Exercise prompt |
For the entries that follow, state how many lines include the word "xlabel", giving the number and nothing else.
Start of Data excerpts
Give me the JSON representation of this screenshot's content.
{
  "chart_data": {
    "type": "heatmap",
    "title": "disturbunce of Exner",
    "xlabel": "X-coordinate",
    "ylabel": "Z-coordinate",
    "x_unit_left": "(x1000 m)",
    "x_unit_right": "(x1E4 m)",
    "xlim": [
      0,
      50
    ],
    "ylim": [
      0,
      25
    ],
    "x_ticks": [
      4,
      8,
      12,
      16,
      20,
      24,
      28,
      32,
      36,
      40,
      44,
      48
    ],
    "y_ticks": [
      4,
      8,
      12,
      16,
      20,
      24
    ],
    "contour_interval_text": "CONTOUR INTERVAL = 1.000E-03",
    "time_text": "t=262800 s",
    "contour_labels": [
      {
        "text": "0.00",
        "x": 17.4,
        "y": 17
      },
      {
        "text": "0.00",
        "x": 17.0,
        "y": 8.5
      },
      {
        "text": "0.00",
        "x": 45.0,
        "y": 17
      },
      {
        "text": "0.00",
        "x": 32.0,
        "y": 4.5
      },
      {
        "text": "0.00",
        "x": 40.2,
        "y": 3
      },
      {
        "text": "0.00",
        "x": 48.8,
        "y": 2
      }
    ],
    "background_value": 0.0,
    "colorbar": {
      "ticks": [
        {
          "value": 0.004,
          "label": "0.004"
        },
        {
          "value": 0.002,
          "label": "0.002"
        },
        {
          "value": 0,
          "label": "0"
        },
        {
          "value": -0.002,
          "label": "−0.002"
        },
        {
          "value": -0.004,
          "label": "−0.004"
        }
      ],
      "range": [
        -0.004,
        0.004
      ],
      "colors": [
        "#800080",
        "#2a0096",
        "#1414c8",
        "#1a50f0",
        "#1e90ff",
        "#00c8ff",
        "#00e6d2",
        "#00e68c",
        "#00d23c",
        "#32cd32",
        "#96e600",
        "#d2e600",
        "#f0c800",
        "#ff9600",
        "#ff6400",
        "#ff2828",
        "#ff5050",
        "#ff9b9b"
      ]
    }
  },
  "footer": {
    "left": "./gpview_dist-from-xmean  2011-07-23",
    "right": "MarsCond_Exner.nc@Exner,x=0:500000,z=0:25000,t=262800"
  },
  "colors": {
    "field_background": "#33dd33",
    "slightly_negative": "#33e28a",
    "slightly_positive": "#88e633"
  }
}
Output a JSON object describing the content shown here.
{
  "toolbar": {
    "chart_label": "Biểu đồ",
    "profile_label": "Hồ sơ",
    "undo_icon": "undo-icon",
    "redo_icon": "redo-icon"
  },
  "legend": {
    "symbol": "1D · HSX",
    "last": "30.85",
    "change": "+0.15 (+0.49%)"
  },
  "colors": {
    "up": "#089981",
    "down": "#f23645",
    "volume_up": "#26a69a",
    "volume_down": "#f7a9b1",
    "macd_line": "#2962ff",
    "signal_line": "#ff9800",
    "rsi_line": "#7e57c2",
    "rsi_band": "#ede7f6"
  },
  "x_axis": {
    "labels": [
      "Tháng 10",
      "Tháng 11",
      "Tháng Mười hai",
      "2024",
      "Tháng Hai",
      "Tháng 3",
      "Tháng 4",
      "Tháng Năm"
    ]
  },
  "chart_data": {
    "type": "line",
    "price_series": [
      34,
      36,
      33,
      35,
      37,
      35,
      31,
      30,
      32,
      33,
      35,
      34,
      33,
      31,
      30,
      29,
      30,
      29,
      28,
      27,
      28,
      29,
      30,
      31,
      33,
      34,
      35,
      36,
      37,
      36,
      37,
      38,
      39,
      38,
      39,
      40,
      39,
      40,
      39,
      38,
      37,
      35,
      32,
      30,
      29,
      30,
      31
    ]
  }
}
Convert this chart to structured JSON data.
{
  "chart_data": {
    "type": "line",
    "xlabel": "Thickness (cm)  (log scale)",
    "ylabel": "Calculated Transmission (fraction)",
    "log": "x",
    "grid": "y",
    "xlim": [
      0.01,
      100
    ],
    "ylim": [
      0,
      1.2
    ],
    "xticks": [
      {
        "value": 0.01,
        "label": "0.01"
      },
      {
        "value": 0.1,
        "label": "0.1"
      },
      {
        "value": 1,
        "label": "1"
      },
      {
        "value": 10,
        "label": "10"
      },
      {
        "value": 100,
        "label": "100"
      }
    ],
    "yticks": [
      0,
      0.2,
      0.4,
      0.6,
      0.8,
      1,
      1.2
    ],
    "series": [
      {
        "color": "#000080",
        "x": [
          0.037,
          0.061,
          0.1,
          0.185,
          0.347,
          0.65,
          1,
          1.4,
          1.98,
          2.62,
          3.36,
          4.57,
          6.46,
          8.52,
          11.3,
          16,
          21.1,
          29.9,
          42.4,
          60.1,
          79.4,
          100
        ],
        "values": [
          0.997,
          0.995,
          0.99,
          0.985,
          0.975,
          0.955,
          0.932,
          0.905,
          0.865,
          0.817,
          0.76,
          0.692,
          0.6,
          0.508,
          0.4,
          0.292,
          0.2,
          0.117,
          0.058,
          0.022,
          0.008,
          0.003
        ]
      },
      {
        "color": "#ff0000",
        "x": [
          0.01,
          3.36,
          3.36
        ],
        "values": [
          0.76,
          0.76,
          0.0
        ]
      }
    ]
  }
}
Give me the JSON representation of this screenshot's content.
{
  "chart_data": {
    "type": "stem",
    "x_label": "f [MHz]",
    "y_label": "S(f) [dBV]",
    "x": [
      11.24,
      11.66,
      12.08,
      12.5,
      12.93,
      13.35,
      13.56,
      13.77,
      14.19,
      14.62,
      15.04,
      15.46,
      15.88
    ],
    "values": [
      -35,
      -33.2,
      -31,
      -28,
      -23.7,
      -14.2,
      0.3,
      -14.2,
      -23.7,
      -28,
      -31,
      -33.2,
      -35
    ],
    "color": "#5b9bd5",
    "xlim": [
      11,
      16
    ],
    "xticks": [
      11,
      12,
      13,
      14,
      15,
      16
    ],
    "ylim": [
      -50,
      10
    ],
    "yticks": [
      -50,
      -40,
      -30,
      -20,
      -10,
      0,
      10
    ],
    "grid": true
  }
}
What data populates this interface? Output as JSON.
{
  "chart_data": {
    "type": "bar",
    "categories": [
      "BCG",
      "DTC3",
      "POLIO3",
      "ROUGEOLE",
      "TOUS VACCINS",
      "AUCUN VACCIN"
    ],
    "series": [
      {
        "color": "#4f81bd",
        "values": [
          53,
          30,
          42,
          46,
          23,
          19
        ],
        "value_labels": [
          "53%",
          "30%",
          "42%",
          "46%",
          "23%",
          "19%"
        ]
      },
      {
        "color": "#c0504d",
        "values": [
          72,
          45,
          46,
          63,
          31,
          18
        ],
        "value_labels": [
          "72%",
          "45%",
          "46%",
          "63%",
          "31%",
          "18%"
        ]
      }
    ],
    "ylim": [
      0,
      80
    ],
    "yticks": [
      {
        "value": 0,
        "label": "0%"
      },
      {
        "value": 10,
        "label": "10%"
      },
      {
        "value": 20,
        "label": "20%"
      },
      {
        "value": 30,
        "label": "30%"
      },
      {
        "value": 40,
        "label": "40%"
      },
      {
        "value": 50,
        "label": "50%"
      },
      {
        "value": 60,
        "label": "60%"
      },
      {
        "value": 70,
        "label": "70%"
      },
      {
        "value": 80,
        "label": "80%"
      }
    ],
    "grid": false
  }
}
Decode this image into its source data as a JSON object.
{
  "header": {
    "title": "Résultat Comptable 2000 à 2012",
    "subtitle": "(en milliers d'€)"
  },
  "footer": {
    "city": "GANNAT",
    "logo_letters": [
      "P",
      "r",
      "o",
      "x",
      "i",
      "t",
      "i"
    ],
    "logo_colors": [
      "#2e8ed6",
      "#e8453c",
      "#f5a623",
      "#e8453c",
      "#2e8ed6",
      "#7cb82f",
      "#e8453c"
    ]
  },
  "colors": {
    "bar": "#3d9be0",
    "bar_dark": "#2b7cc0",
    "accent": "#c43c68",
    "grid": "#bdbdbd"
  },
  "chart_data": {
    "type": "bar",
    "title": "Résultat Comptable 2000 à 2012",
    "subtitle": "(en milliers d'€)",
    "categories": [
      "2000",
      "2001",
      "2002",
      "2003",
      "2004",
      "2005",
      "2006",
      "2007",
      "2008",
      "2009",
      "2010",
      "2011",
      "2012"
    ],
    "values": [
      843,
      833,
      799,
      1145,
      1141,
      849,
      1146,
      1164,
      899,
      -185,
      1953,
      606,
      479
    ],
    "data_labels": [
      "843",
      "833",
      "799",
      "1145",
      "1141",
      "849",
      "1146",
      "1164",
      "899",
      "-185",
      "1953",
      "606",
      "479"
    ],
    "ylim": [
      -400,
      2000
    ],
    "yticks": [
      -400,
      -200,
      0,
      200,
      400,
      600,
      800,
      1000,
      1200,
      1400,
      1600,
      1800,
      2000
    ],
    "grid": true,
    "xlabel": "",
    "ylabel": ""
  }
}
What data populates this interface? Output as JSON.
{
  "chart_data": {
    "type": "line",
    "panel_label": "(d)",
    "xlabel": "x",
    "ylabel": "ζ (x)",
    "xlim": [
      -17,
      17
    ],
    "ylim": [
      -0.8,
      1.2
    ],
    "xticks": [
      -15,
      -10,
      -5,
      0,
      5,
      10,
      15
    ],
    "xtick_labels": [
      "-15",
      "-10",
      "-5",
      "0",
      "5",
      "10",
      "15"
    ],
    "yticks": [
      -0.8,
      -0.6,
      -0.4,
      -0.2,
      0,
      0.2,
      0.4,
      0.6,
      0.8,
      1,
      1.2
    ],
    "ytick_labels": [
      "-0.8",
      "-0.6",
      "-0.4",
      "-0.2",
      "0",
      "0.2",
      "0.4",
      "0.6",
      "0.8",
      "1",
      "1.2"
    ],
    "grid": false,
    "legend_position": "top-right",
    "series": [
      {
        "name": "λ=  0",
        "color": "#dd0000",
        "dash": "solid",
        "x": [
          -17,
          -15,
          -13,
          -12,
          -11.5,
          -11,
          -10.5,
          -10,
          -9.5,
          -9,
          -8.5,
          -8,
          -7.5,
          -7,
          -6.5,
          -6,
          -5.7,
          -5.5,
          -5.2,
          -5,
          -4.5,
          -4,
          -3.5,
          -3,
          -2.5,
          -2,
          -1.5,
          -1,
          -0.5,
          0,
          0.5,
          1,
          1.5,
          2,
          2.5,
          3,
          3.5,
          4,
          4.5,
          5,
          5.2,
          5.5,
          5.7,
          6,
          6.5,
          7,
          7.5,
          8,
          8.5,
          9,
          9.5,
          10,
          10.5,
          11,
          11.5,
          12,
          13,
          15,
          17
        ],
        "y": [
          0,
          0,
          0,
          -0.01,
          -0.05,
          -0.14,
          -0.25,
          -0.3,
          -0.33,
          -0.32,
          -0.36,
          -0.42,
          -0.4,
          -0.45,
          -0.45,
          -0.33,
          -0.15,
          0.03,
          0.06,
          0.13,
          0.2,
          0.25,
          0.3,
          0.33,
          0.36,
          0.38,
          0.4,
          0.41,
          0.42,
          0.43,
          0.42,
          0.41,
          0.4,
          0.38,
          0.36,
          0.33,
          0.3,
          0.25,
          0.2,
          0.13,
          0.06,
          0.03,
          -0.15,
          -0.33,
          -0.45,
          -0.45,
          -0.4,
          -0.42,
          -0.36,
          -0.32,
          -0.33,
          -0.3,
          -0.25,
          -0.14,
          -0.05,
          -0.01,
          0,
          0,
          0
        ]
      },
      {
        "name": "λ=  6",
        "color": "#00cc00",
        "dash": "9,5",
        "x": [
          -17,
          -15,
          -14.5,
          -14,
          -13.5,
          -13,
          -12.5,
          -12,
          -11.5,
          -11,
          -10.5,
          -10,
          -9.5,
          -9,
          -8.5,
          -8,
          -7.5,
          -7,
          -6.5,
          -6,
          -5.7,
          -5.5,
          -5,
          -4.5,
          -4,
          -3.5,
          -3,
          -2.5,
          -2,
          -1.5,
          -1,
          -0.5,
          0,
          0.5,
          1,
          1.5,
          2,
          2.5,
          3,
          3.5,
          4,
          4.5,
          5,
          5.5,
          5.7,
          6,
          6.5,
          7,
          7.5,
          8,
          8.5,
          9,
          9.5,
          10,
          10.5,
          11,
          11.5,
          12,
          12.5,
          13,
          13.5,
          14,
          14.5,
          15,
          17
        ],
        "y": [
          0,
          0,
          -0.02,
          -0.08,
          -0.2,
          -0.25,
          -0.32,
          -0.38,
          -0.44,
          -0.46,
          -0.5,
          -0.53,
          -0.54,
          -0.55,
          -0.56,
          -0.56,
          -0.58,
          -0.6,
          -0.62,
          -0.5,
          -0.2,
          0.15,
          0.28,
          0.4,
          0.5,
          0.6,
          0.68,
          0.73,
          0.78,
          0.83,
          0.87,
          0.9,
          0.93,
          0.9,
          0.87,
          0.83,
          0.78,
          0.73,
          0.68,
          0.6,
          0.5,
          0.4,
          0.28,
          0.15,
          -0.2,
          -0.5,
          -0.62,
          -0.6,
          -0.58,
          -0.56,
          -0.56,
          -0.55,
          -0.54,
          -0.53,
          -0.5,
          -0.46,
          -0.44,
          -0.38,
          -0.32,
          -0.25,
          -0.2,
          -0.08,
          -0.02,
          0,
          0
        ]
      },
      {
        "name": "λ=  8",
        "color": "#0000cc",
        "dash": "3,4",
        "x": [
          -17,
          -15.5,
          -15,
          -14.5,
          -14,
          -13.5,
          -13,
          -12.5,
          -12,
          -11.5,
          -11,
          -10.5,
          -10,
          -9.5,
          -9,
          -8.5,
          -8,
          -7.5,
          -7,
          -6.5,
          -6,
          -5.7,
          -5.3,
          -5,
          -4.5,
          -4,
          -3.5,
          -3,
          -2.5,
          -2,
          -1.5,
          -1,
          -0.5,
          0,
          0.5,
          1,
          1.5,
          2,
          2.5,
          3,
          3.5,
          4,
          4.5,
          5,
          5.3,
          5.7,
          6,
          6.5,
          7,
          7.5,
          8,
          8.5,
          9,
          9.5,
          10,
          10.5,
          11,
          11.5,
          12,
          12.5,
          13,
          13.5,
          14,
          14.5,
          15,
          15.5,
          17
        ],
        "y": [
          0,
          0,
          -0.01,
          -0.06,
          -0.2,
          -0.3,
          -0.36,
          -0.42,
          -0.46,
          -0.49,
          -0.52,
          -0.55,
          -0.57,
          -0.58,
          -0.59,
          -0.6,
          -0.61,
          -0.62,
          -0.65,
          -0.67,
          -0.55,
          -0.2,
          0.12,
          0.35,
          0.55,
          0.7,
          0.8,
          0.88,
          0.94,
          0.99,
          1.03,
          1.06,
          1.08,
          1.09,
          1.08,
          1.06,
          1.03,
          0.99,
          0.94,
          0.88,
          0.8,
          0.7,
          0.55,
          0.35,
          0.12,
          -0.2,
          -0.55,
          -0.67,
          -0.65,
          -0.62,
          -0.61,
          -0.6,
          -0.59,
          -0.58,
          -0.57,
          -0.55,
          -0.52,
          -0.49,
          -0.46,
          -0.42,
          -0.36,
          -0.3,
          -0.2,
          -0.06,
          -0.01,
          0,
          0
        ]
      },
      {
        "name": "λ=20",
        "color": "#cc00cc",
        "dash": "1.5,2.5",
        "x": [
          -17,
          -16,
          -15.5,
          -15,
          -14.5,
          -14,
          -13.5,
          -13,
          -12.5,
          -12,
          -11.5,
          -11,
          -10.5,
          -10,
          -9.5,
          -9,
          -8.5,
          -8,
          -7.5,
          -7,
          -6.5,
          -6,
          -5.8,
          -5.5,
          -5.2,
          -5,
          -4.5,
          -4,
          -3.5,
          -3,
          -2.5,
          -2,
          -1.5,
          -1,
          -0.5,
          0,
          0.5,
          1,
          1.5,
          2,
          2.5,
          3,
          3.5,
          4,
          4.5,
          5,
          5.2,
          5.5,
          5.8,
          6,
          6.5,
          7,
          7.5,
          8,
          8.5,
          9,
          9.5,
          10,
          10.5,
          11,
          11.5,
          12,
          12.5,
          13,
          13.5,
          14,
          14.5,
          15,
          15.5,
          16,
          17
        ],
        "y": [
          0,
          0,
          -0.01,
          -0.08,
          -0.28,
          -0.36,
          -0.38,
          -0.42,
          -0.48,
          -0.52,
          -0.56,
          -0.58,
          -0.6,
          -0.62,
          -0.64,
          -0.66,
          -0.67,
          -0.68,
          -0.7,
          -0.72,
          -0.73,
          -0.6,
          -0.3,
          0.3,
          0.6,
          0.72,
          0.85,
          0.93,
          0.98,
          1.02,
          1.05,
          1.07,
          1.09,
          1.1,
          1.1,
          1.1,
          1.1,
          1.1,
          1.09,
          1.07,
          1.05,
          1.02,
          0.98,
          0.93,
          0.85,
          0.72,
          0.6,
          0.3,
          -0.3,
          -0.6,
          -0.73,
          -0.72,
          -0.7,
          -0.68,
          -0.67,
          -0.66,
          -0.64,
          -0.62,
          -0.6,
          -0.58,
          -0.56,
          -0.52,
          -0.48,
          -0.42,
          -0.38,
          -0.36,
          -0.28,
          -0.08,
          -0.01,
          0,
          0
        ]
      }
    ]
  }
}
End of Data excerpts
Problem solution |
4